**Supplied data:**
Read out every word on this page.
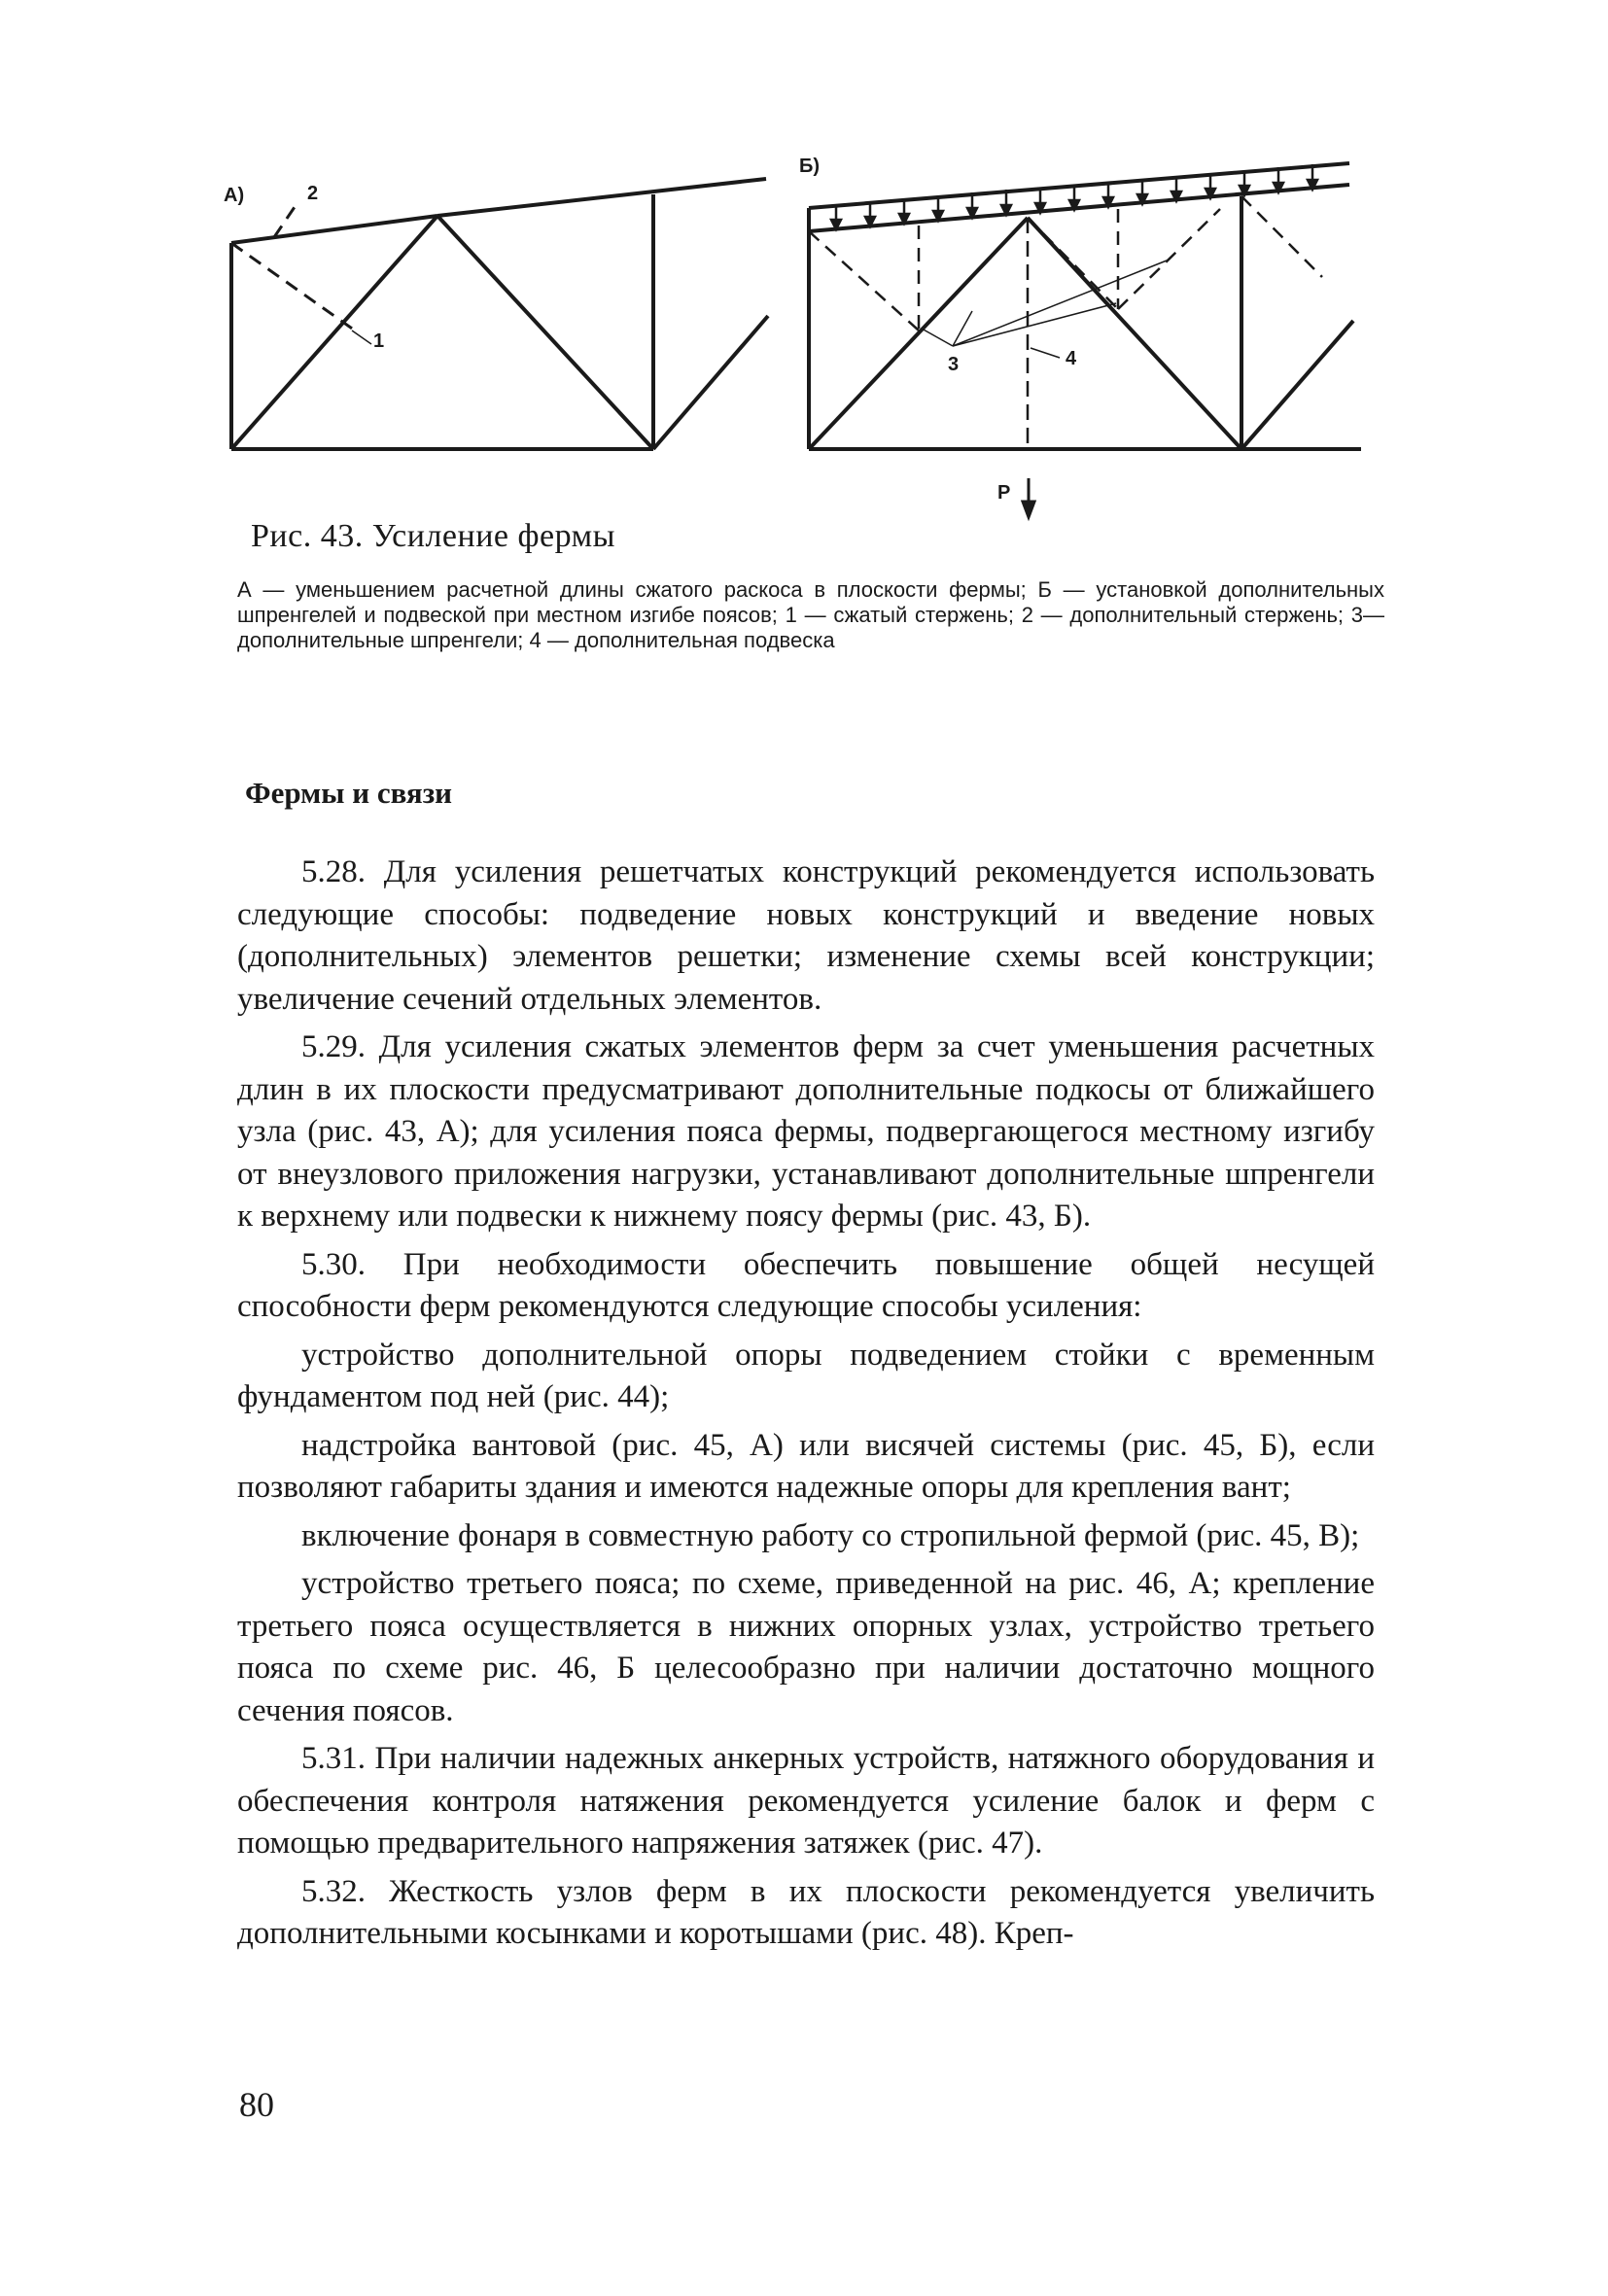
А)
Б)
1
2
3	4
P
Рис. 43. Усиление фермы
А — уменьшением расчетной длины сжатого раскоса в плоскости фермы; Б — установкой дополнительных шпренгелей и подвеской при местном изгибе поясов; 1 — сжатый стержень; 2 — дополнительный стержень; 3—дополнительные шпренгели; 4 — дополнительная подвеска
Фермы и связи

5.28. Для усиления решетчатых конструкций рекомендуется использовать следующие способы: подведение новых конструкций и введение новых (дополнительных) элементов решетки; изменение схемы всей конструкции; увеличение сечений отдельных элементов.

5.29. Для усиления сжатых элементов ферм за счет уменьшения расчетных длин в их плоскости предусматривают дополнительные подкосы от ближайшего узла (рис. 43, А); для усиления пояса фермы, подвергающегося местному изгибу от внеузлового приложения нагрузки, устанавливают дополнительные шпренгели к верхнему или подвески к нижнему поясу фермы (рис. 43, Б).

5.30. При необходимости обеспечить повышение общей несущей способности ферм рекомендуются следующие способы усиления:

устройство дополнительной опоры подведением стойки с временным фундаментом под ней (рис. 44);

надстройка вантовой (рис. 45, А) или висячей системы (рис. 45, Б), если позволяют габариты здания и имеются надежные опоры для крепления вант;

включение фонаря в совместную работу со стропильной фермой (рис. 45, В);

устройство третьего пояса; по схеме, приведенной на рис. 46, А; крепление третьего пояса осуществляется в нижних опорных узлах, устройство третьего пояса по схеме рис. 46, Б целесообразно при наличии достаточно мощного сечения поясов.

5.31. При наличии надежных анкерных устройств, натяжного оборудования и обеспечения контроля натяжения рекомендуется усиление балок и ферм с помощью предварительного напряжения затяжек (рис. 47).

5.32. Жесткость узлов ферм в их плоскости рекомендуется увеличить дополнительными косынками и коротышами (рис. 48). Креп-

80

**Stated exercise:** Determine how many lines in the listing above hold the word "усиления", answering with the number only.

**Written solution:** 3